### Goal
Write out, exactly as they appear in the records, the lines from the one containing "article-thumbnail[interactable] [884,46,1050,212]" to the one containing "nav-help[interactable]: 帮助 [824,1663,1166,1839]", both included.
**** Provided entries ****
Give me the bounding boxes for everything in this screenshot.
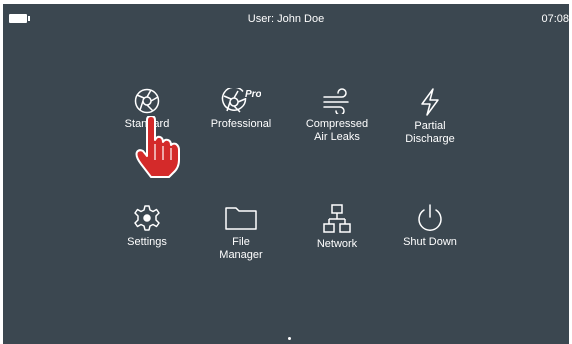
power-icon xyxy=(418,204,442,231)
pro-badge: Pro xyxy=(245,89,261,100)
network-button[interactable]: Network xyxy=(292,204,382,251)
professional-button[interactable]: Pro Professional xyxy=(196,88,286,131)
gear-icon xyxy=(134,205,160,231)
page-indicator-dot xyxy=(288,337,291,340)
network-icon xyxy=(323,204,351,233)
settings-button[interactable]: Settings xyxy=(102,204,192,249)
file-manager-button[interactable]: File Manager xyxy=(196,204,286,262)
aperture-pro-icon: Pro xyxy=(221,88,261,113)
compressed-air-leaks-button[interactable]: Compressed Air Leaks xyxy=(292,88,382,144)
pointer-hand-icon xyxy=(135,116,180,178)
wind-icon xyxy=(323,88,349,114)
home-screen: User: John Doe 07:08 Standard Pro Profes… xyxy=(3,4,569,344)
network-label: Network xyxy=(316,238,358,250)
compressed-air-leaks-label: Compressed Air Leaks xyxy=(305,118,369,143)
folder-icon xyxy=(225,207,257,230)
shut-down-label: Shut Down xyxy=(403,236,457,248)
partial-discharge-button[interactable]: Partial Discharge xyxy=(385,88,475,146)
professional-label: Professional xyxy=(210,118,272,130)
settings-label: Settings xyxy=(127,236,167,248)
lightning-icon xyxy=(421,88,439,116)
aperture-icon xyxy=(134,88,160,114)
clock: 07:08 xyxy=(541,13,569,25)
partial-discharge-label: Partial Discharge xyxy=(405,120,455,145)
file-manager-label: File Manager xyxy=(219,236,263,261)
shut-down-button[interactable]: Shut Down xyxy=(385,204,475,249)
user-label: User: John Doe xyxy=(247,13,325,25)
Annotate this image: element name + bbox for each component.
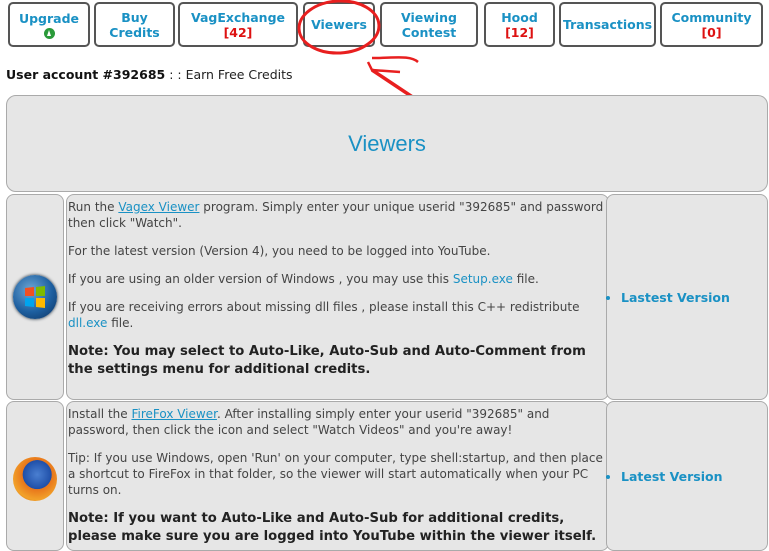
- firefox-viewer-link[interactable]: FireFox Viewer: [131, 407, 216, 421]
- tab-buy-credits[interactable]: Buy Credits: [94, 2, 175, 47]
- paragraph: If you are using an older version of Win…: [68, 271, 604, 287]
- tab-count-badge: [0]: [701, 24, 722, 40]
- latest-version-list: Latest Version: [607, 469, 722, 484]
- tab-viewing-contest[interactable]: Viewing Contest: [380, 2, 478, 47]
- firefox-viewer-row: Install the FireFox Viewer. After instal…: [6, 401, 768, 551]
- page-title: Viewers: [348, 130, 426, 156]
- page-title-box: Viewers: [6, 95, 768, 192]
- note-text: Note: If you want to Auto-Like and Auto-…: [68, 511, 597, 544]
- tab-upgrade[interactable]: Upgrade: [8, 2, 90, 47]
- text: file.: [107, 316, 134, 330]
- account-subtitle: Earn Free Credits: [185, 67, 293, 82]
- latest-version-link[interactable]: Latest Version: [621, 469, 722, 484]
- firefox-instructions: Install the FireFox Viewer. After instal…: [66, 401, 609, 551]
- paragraph: Install the FireFox Viewer. After instal…: [68, 406, 604, 438]
- text: If you are receiving errors about missin…: [68, 300, 580, 314]
- latest-version-link[interactable]: Lastest Version: [621, 290, 730, 305]
- side-cell: Latest Version: [606, 401, 768, 551]
- side-cell: Lastest Version: [606, 194, 768, 400]
- text: file.: [512, 272, 539, 286]
- text: Install the: [68, 407, 132, 421]
- tab-count-badge: [12]: [505, 24, 534, 40]
- tab-hood[interactable]: Hood [12]: [484, 2, 555, 47]
- tab-label: VagExchange: [190, 9, 286, 25]
- paragraph: Tip: If you use Windows, open 'Run' on y…: [68, 451, 603, 497]
- tab-label: Upgrade: [18, 10, 80, 26]
- latest-version-list: Lastest Version: [607, 290, 730, 305]
- icon-cell: [6, 194, 64, 400]
- tab-label: Viewing Contest: [401, 9, 457, 40]
- top-navigation: Upgrade Buy Credits VagExchange [42] Vie…: [0, 0, 769, 56]
- paragraph: If you are receiving errors about missin…: [68, 299, 604, 331]
- windows-instructions: Run the Vagex Viewer program. Simply ent…: [66, 194, 609, 400]
- account-number: User account #392685: [6, 67, 166, 82]
- account-line: User account #392685 : : Earn Free Credi…: [6, 67, 293, 82]
- windows-logo-icon: [13, 275, 57, 319]
- note-text: Note: You may select to Auto-Like, Auto-…: [68, 344, 586, 377]
- windows-viewer-row: Run the Vagex Viewer program. Simply ent…: [6, 194, 768, 400]
- text: If you are using an older version of Win…: [68, 272, 453, 286]
- firefox-logo-icon: [13, 457, 57, 501]
- tab-transactions[interactable]: Transactions: [559, 2, 656, 47]
- text: Run the: [68, 200, 119, 214]
- paragraph: For the latest version (Version 4), you …: [68, 244, 491, 258]
- paragraph: Run the Vagex Viewer program. Simply ent…: [68, 199, 604, 231]
- tab-label: Community: [671, 9, 752, 25]
- icon-cell: [6, 401, 64, 551]
- tab-viewers[interactable]: Viewers: [303, 2, 375, 47]
- tab-label: Transactions: [562, 17, 653, 32]
- vagex-viewer-link[interactable]: Vagex Viewer: [118, 200, 199, 214]
- tab-label: Hood: [501, 9, 538, 25]
- tab-label: Buy Credits: [109, 9, 160, 40]
- tab-vagexchange[interactable]: VagExchange [42]: [178, 2, 298, 47]
- separator: : :: [165, 67, 186, 82]
- tab-community[interactable]: Community [0]: [660, 2, 763, 47]
- setup-exe-link[interactable]: Setup.exe: [453, 272, 513, 286]
- tab-count-badge: [42]: [223, 24, 253, 40]
- tab-label: Viewers: [311, 17, 367, 32]
- upgrade-arrow-icon: [43, 27, 55, 39]
- dll-exe-link[interactable]: dll.exe: [68, 316, 107, 330]
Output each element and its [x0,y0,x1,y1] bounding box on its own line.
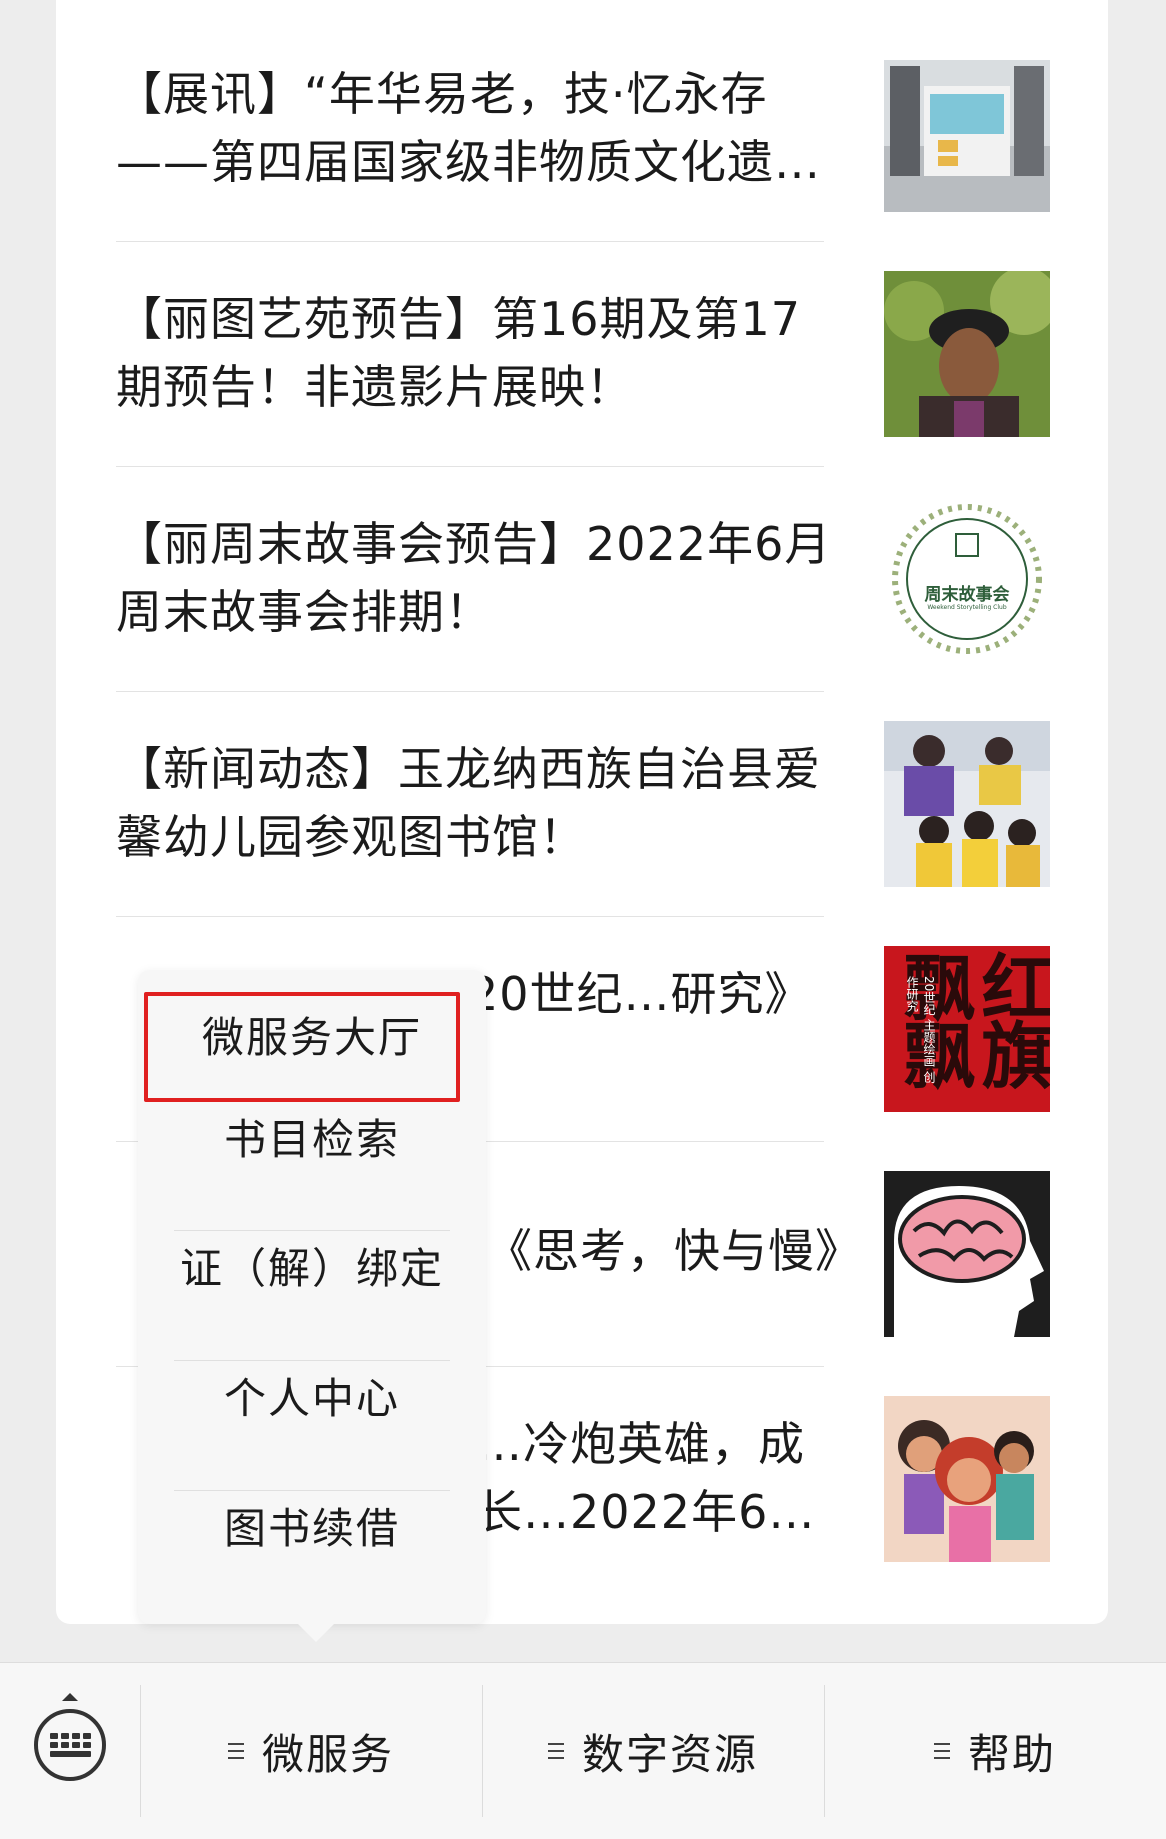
article-thumbnail[interactable] [884,46,1050,212]
nav-label: 帮助 [967,1729,1056,1779]
logo-subtext: Weekend Storytelling Club [927,604,1007,611]
article-item[interactable]: 【新闻动态】玉龙纳西族自治县爱馨幼儿园参观图书馆！ [116,675,1146,917]
article-thumbnail[interactable] [884,721,1050,887]
article-title[interactable]: 《思考，快与慢》 [486,1217,846,1285]
brain-book-cover[interactable] [884,1171,1050,1337]
nav-help[interactable]: 帮助 [824,1663,1166,1839]
menu-item-book-renewal[interactable]: 图书续借 [138,1461,486,1589]
article-title[interactable]: 【新闻动态】玉龙纳西族自治县爱馨幼儿园参观图书馆！ [116,735,836,871]
caret-up-icon [62,1693,78,1701]
storytelling-club-logo[interactable]: 周末故事会 Weekend Storytelling Club [884,496,1050,662]
red-flag-book-cover[interactable]: 红旗飘飘 20世纪 主题绘画 创作研究 [884,946,1050,1112]
bottom-menu-bar: 微服务 数字资源 帮助 [0,1662,1166,1839]
keyboard-icon[interactable] [34,1709,106,1781]
article-item[interactable]: 【展讯】“年华易老，技·忆永存——第四届国家级非物质文化遗… [116,0,1146,242]
article-item[interactable]: 【丽图艺苑预告】第16期及第17期预告！非遗影片展映！ [116,225,1146,467]
article-title[interactable]: 【丽图艺苑预告】第16期及第17期预告！非遗影片展映！ [116,285,836,421]
cover-side-text: 20世纪 主题绘画 创作研究 [905,976,936,1083]
article-title[interactable]: 【丽周末故事会预告】2022年6月周末故事会排期！ [116,510,836,646]
highlight-box [144,992,460,1102]
article-item[interactable]: 【丽周末故事会预告】2022年6月周末故事会排期！ 周末故事会 Weekend … [116,450,1146,692]
animated-movie-poster[interactable] [884,1396,1050,1562]
menu-item-personal-center[interactable]: 个人中心 [138,1331,486,1459]
menu-lines-icon [227,1743,244,1759]
nav-micro-service[interactable]: 微服务 [140,1663,482,1839]
nav-label: 数字资源 [581,1729,758,1779]
popup-pointer [298,1624,334,1642]
cover-title: 红旗飘飘 [891,950,1050,1086]
article-thumbnail[interactable] [884,271,1050,437]
menu-lines-icon [933,1743,950,1759]
menu-lines-icon [547,1743,564,1759]
nav-label: 微服务 [261,1729,394,1779]
article-title[interactable]: …冷炮英雄，成长…2022年6月11日… [476,1410,846,1546]
nav-digital-resources[interactable]: 数字资源 [482,1663,824,1839]
logo-text: 周末故事会 [924,585,1010,605]
menu-item-card-binding[interactable]: 证（解）绑定 [138,1201,486,1329]
article-title[interactable]: 【展讯】“年华易老，技·忆永存——第四届国家级非物质文化遗… [116,60,836,196]
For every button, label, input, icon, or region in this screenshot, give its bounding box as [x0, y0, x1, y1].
****
### The output
article-thumbnail[interactable] [884,46,1050,212]
nav-label: 帮助 [967,1729,1056,1779]
logo-subtext: Weekend Storytelling Club [927,604,1007,611]
article-item[interactable]: 【新闻动态】玉龙纳西族自治县爱馨幼儿园参观图书馆！ [116,675,1146,917]
article-thumbnail[interactable] [884,721,1050,887]
article-title[interactable]: 《思考，快与慢》 [486,1217,846,1285]
brain-book-cover[interactable] [884,1171,1050,1337]
nav-help[interactable]: 帮助 [824,1663,1166,1839]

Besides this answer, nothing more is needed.